(Data excerpts)
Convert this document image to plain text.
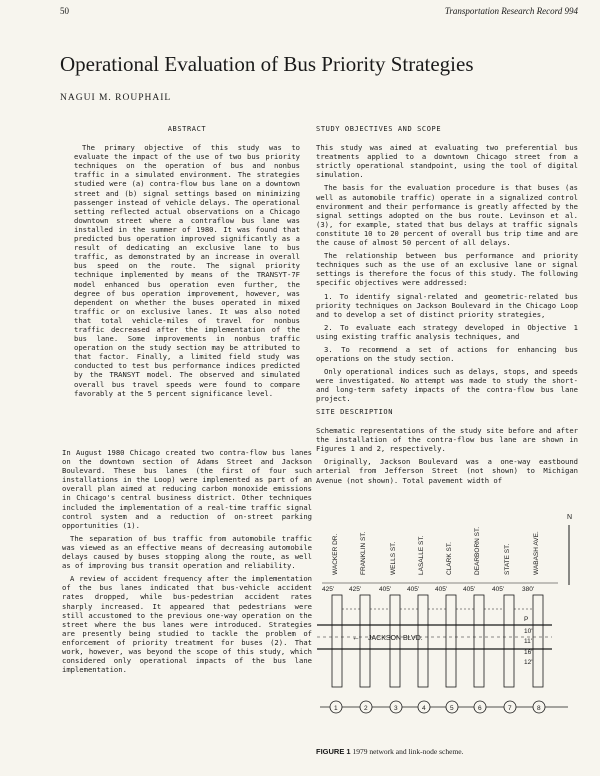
50	Transportation Research Record 994
Operational Evaluation of Bus Priority Strategies
NAGUI M. ROUPHAIL
ABSTRACT

The primary objective of this study was to evaluate the impact of the use of two bus priority techniques on the operation of bus and nonbus traffic in a simulated environment. The strategies studied were (a) contra-flow bus lane on a downtown street and (b) signal settings based on minimizing passenger instead of vehicle delays. The operational setting reflected actual observations on a Chicago downtown street where a contraflow bus lane was installed in the summer of 1980. It was found that predicted bus operation improved significantly as a result of dedicating an exclusive lane to bus traffic, as demonstrated by an increase in overall bus speed on the route. The signal priority technique implemented by means of the TRANSYT-7F model enhanced bus operation even further, the degree of bus operation improvement, however, was dependent on whether the buses operated in mixed traffic or on exclusive lanes. It was also noted that total vehicle-miles of travel for nonbus traffic decreased after the implementation of the bus lane. Some improvements in nonbus traffic operation on the study section may be attributed to that factor. Finally, a limited field study was conducted to test bus performance indices predicted by the TRANSYT model. The observed and simulated overall bus travel speeds were found to compare favorably at the 5 percent significance level.

In August 1980 Chicago created two contra-flow bus lanes on the downtown section of Adams Street and Jackson Boulevard. These bus lanes (the first of four such installations in the Loop) were implemented as part of an overall plan aimed at reducing carbon monoxide emissions in Chicago's central business district. Other techniques included the implementation of a real-time traffic signal control system and a reduction of on-street parking opportunities (1).

The separation of bus traffic from automobile traffic was viewed as an effective means of decreasing automobile delays caused by buses stopping along the route, as well as of improving bus transit operation and reliability.

A review of accident frequency after the implementation of the bus lanes indicated that bus-vehicle accident rates dropped, while bus-pedestrian accident rates sharply increased. It appeared that pedestrians were still accustomed to the previous one-way operation on the street where the bus lanes were introduced. Strategies are presently being studied to tackle the problem of enforcement of priority treatment for buses (2). That work, however, was beyond the scope of this study, which considered only operational impacts of the bus lane implementation.

STUDY OBJECTIVES AND SCOPE

This study was aimed at evaluating two preferential bus treatments applied to a downtown Chicago street from a strictly operational standpoint, using the tool of digital simulation.

The basis for the evaluation procedure is that buses (as well as automobile traffic) operate in a signalized control environment and their performance is greatly affected by the signal settings adopted on the bus route. Levinson et al. (3), for example, stated that bus delays at traffic signals constitute 10 to 20 percent of overall bus trip time and are the cause of almost 50 percent of all delays.

The relationship between bus performance and priority techniques such as the use of an exclusive lane or signal settings is therefore the focus of this study. The following specific objectives were addressed:

1. To identify signal-related and geometric-related bus priority techniques on Jackson Boulevard in the Chicago Loop and to develop a set of distinct priority strategies,

2. To evaluate each strategy developed in Objective 1 using existing traffic analysis techniques, and

3. To recommend a set of actions for enhancing bus operations on the study section.

Only operational indices such as delays, stops, and speeds were investigated. No attempt was made to study the short- and long-term safety impacts of the contra-flow bus lane project.

SITE DESCRIPTION

Schematic representations of the study site before and after the installation of the contra-flow bus lane are shown in Figures 1 and 2, respectively.

Originally, Jackson Boulevard was a one-way eastbound arterial from Jefferson Street (not shown) to Michigan Avenue (not shown). Total pavement width of

WACKER DR.	FRANKLIN ST.	WELLS ST.	LASALLE ST.	CLARK ST.	DEARBORN ST.	STATE ST.	WABASH AVE.
N
425' 425'	405' 405' 405' 405'	405'	380'
JACKSON BLVD.
←
P
10'
11'
16'
12'
1	2	3	4	5	6	7	8
FIGURE 1 1979 network and link-node scheme.
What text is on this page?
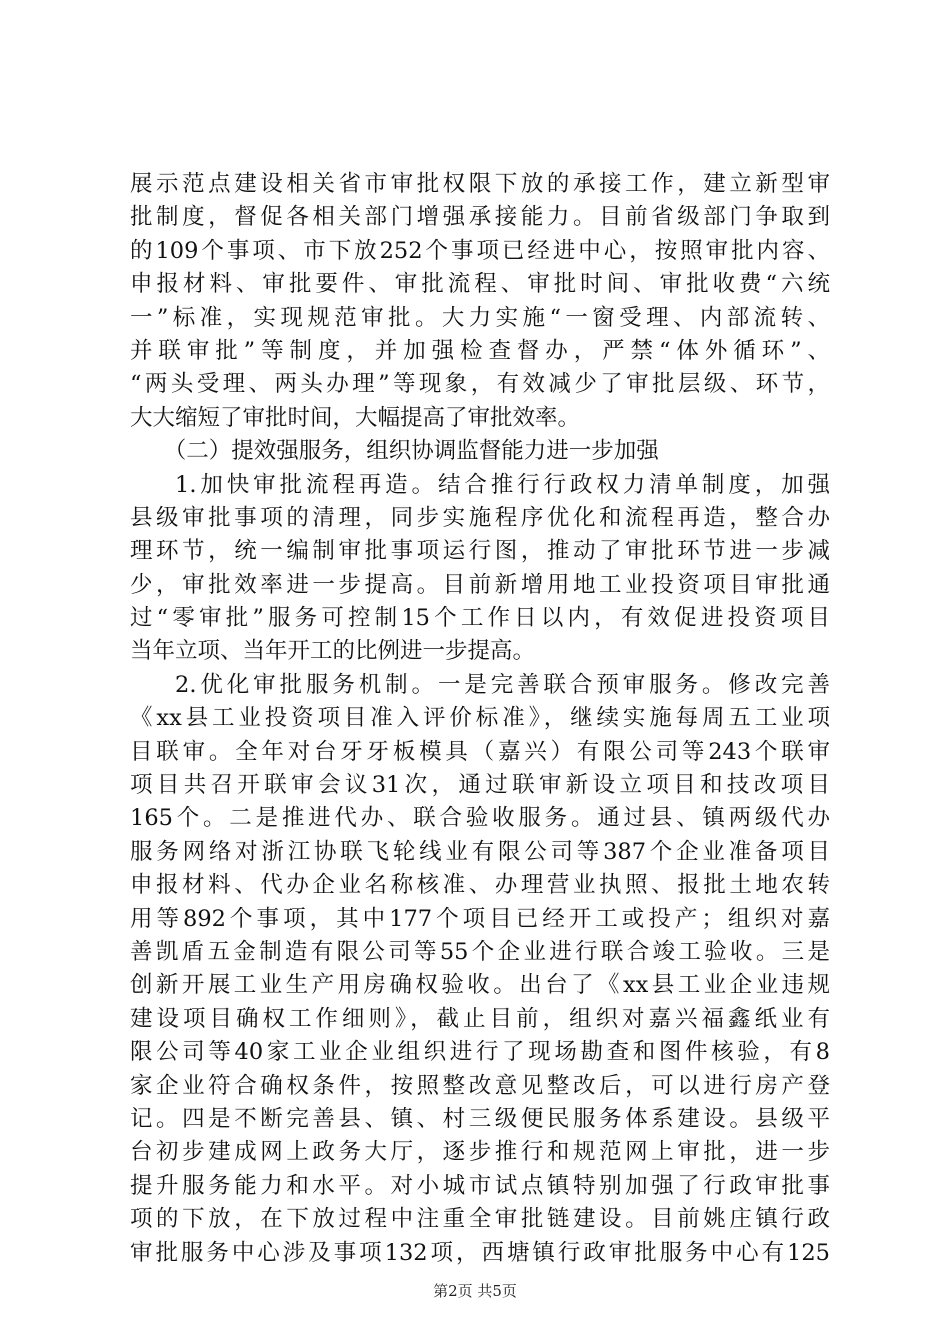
展示范点建设相关省市审批权限下放的承接工作，建立新型审
批制度，督促各相关部门增强承接能力。目前省级部门争取到
的109个事项、市下放252个事项已经进中心，按照审批内容、
申报材料、审批要件、审批流程、审批时间、审批收费“六统
一”标准，实现规范审批。大力实施“一窗受理、内部流转、
并联审批”等制度，并加强检查督办，严禁“体外循环”、
“两头受理、两头办理”等现象，有效减少了审批层级、环节，
大大缩短了审批时间，大幅提高了审批效率。
（二）提效强服务，组织协调监督能力进一步加强
1.加快审批流程再造。结合推行行政权力清单制度，加强
县级审批事项的清理，同步实施程序优化和流程再造，整合办
理环节，统一编制审批事项运行图，推动了审批环节进一步减
少，审批效率进一步提高。目前新增用地工业投资项目审批通
过“零审批”服务可控制15个工作日以内，有效促进投资项目
当年立项、当年开工的比例进一步提高。
2.优化审批服务机制。一是完善联合预审服务。修改完善
《xx县工业投资项目准入评价标准》，继续实施每周五工业项
目联审。全年对台牙牙板模具（嘉兴）有限公司等243个联审
项目共召开联审会议31次，通过联审新设立项目和技改项目
165个。二是推进代办、联合验收服务。通过县、镇两级代办
服务网络对浙江协联飞轮线业有限公司等387个企业准备项目
申报材料、代办企业名称核准、办理营业执照、报批土地农转
用等892个事项，其中177个项目已经开工或投产；组织对嘉
善凯盾五金制造有限公司等55个企业进行联合竣工验收。三是
创新开展工业生产用房确权验收。出台了《xx县工业企业违规
建设项目确权工作细则》，截止目前，组织对嘉兴福鑫纸业有
限公司等40家工业企业组织进行了现场勘查和图件核验，有8
家企业符合确权条件，按照整改意见整改后，可以进行房产登
记。四是不断完善县、镇、村三级便民服务体系建设。县级平
台初步建成网上政务大厅，逐步推行和规范网上审批，进一步
提升服务能力和水平。对小城市试点镇特别加强了行政审批事
项的下放，在下放过程中注重全审批链建设。目前姚庄镇行政
审批服务中心涉及事项132项，西塘镇行政审批服务中心有125
第2页 共5页
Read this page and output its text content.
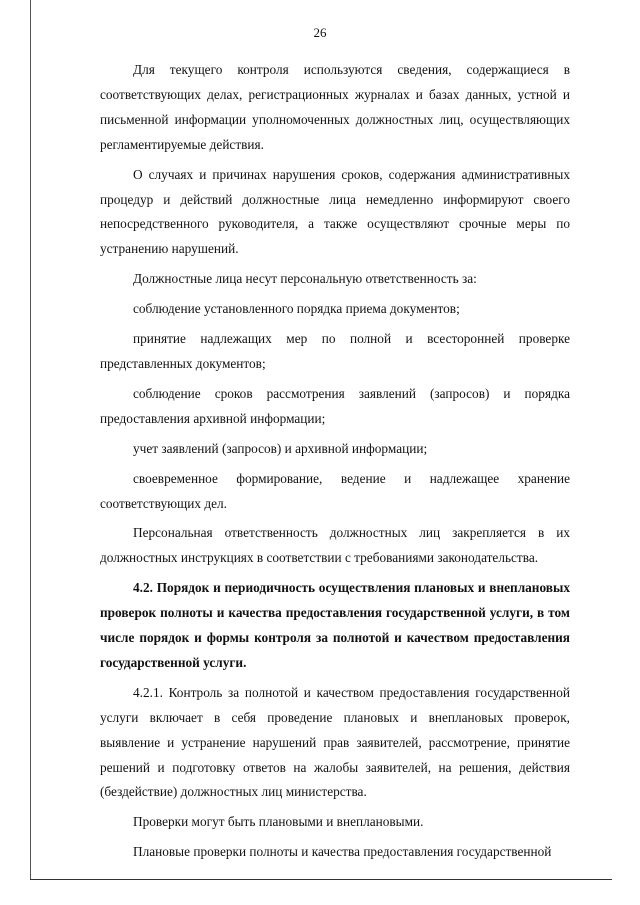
26

Для текущего контроля используются сведения, содержащиеся в соответствующих делах, регистрационных журналах и базах данных, устной и письменной информации уполномоченных должностных лиц, осуществляющих регламентируемые действия.

О случаях и причинах нарушения сроков, содержания административных процедур и действий должностные лица немедленно информируют своего непосредственного руководителя, а также осуществляют срочные меры по устранению нарушений.

Должностные лица несут персональную ответственность за:

соблюдение установленного порядка приема документов;

принятие надлежащих мер по полной и всесторонней проверке представленных документов;

соблюдение сроков рассмотрения заявлений (запросов) и порядка предоставления архивной информации;

учет заявлений (запросов) и архивной информации;

своевременное формирование, ведение и надлежащее хранение соответствующих дел.

Персональная ответственность должностных лиц закрепляется в их должностных инструкциях в соответствии с требованиями законодательства.

4.2. Порядок и периодичность осуществления плановых и внеплановых проверок полноты и качества предоставления государственной услуги, в том числе порядок и формы контроля за полнотой и качеством предоставления государственной услуги.

4.2.1. Контроль за полнотой и качеством предоставления государственной услуги включает в себя проведение плановых и внеплановых проверок, выявление и устранение нарушений прав заявителей, рассмотрение, принятие решений и подготовку ответов на жалобы заявителей, на решения, действия (бездействие) должностных лиц министерства.

Проверки могут быть плановыми и внеплановыми.

Плановые проверки полноты и качества предоставления государственной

- SHORT EXERCISE
Only lines holding the string "automobile" are wanted; gather each one from the entries above.

- SOLUTION FOR THIS EXERCISE
The separation of bus traffic from automobile traffic was viewed as an effective means of decreasing automobile delays caused by buses stopping along the route, as well as of improving bus transit operation and reliability.
The basis for the evaluation procedure is that buses (as well as automobile traffic) operate in a signalized control environment and their performance is greatly affected by the signal settings adopted on the bus route. Levinson et al. (3), for example, stated that bus delays at traffic signals constitute 10 to 20 percent of overall bus trip time and are the cause of almost 50 percent of all delays.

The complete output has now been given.